+++ Entries +++

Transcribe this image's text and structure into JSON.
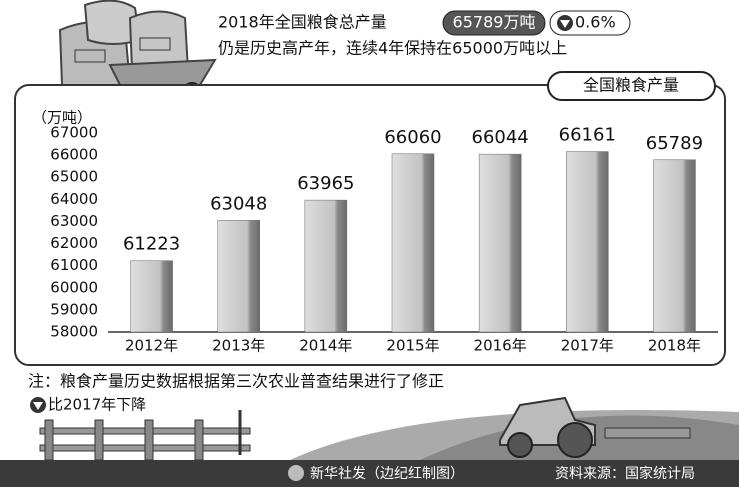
{
  "chart_data": {
    "type": "bar",
    "headline": {
      "line1": "2018年全国粮食总产量",
      "amount": "65789万吨",
      "change": "0.6%",
      "line2": "仍是历史高产年，连续4年保持在65000万吨以上"
    },
    "title": "全国粮食产量",
    "y_label": "（万吨）",
    "categories": [
      "2012年",
      "2013年",
      "2014年",
      "2015年",
      "2016年",
      "2017年",
      "2018年"
    ],
    "values": [
      61223,
      63048,
      63965,
      66060,
      66044,
      66161,
      65789
    ],
    "color": "#c4c4c4",
    "ylim": [
      58000,
      67000
    ],
    "yticks": [
      58000,
      59000,
      60000,
      61000,
      62000,
      63000,
      64000,
      65000,
      66000,
      67000
    ],
    "note": "注：粮食产量历史数据根据第三次农业普查结果进行了修正",
    "legend_note": "比2017年下降",
    "credit": "新华社发（边纪红制图）",
    "source": "资料来源：国家统计局"
  }
}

+++

◆ Short task ◆
Skip the pictures, then retype every line above exactly.

◆ Reply ◆
Transcribe this image's text and structure into JSON.
{
  "chart_data": {
    "type": "bar",
    "headline": {
      "line1": "2018年全国粮食总产量",
      "amount": "65789万吨",
      "change": "0.6%",
      "line2": "仍是历史高产年，连续4年保持在65000万吨以上"
    },
    "title": "全国粮食产量",
    "y_label": "（万吨）",
    "categories": [
      "2012年",
      "2013年",
      "2014年",
      "2015年",
      "2016年",
      "2017年",
      "2018年"
    ],
    "values": [
      61223,
      63048,
      63965,
      66060,
      66044,
      66161,
      65789
    ],
    "color": "#c4c4c4",
    "ylim": [
      58000,
      67000
    ],
    "yticks": [
      58000,
      59000,
      60000,
      61000,
      62000,
      63000,
      64000,
      65000,
      66000,
      67000
    ],
    "note": "注：粮食产量历史数据根据第三次农业普查结果进行了修正",
    "legend_note": "比2017年下降",
    "credit": "新华社发（边纪红制图）",
    "source": "资料来源：国家统计局"
  }
}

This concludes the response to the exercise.